Extracted data entries
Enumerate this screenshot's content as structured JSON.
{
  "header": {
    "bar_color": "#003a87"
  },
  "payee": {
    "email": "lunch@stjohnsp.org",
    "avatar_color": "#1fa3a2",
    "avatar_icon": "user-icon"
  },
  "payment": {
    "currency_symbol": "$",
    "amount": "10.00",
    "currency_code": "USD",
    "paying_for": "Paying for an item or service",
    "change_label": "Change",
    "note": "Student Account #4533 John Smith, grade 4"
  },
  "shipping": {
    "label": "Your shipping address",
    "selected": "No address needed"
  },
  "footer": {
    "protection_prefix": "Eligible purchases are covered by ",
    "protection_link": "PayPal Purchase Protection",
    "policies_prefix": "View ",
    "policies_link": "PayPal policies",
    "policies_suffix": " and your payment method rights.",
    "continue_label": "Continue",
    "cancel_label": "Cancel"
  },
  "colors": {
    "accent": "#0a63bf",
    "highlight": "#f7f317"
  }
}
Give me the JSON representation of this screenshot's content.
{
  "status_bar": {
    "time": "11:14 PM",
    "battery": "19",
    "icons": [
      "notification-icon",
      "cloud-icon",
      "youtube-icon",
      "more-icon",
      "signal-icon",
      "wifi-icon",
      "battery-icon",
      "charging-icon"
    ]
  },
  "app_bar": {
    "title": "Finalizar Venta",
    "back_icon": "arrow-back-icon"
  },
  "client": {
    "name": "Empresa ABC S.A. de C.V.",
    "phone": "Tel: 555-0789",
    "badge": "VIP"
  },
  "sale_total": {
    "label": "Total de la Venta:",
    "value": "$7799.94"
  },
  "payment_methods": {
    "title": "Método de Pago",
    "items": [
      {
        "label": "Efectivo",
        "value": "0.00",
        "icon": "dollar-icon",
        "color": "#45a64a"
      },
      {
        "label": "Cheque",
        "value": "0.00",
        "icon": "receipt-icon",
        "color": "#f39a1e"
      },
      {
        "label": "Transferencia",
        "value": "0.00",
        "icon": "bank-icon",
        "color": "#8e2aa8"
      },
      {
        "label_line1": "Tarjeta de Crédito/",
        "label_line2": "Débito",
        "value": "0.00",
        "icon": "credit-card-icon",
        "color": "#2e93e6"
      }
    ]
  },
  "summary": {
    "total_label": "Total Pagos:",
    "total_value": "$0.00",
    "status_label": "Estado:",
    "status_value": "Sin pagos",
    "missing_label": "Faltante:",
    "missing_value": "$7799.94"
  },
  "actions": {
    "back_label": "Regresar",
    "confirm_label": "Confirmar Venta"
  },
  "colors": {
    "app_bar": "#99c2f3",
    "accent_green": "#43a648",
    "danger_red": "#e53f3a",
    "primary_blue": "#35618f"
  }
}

[Task description]: The records above need to be transcribed in full. Keep every character unchanged.

[Answer to this problem]:
Enumerate this screenshot's content as structured JSON.
{
  "header": {
    "bar_color": "#003a87"
  },
  "payee": {
    "email": "lunch@stjohnsp.org",
    "avatar_color": "#1fa3a2",
    "avatar_icon": "user-icon"
  },
  "payment": {
    "currency_symbol": "$",
    "amount": "10.00",
    "currency_code": "USD",
    "paying_for": "Paying for an item or service",
    "change_label": "Change",
    "note": "Student Account #4533 John Smith, grade 4"
  },
  "shipping": {
    "label": "Your shipping address",
    "selected": "No address needed"
  },
  "footer": {
    "protection_prefix": "Eligible purchases are covered by ",
    "protection_link": "PayPal Purchase Protection",
    "policies_prefix": "View ",
    "policies_link": "PayPal policies",
    "policies_suffix": " and your payment method rights.",
    "continue_label": "Continue",
    "cancel_label": "Cancel"
  },
  "colors": {
    "accent": "#0a63bf",
    "highlight": "#f7f317"
  }
}
Give me the JSON representation of this screenshot's content.
{
  "status_bar": {
    "time": "11:14 PM",
    "battery": "19",
    "icons": [
      "notification-icon",
      "cloud-icon",
      "youtube-icon",
      "more-icon",
      "signal-icon",
      "wifi-icon",
      "battery-icon",
      "charging-icon"
    ]
  },
  "app_bar": {
    "title": "Finalizar Venta",
    "back_icon": "arrow-back-icon"
  },
  "client": {
    "name": "Empresa ABC S.A. de C.V.",
    "phone": "Tel: 555-0789",
    "badge": "VIP"
  },
  "sale_total": {
    "label": "Total de la Venta:",
    "value": "$7799.94"
  },
  "payment_methods": {
    "title": "Método de Pago",
    "items": [
      {
        "label": "Efectivo",
        "value": "0.00",
        "icon": "dollar-icon",
        "color": "#45a64a"
      },
      {
        "label": "Cheque",
        "value": "0.00",
        "icon": "receipt-icon",
        "color": "#f39a1e"
      },
      {
        "label": "Transferencia",
        "value": "0.00",
        "icon": "bank-icon",
        "color": "#8e2aa8"
      },
      {
        "label_line1": "Tarjeta de Crédito/",
        "label_line2": "Débito",
        "value": "0.00",
        "icon": "credit-card-icon",
        "color": "#2e93e6"
      }
    ]
  },
  "summary": {
    "total_label": "Total Pagos:",
    "total_value": "$0.00",
    "status_label": "Estado:",
    "status_value": "Sin pagos",
    "missing_label": "Faltante:",
    "missing_value": "$7799.94"
  },
  "actions": {
    "back_label": "Regresar",
    "confirm_label": "Confirmar Venta"
  },
  "colors": {
    "app_bar": "#99c2f3",
    "accent_green": "#43a648",
    "danger_red": "#e53f3a",
    "primary_blue": "#35618f"
  }
}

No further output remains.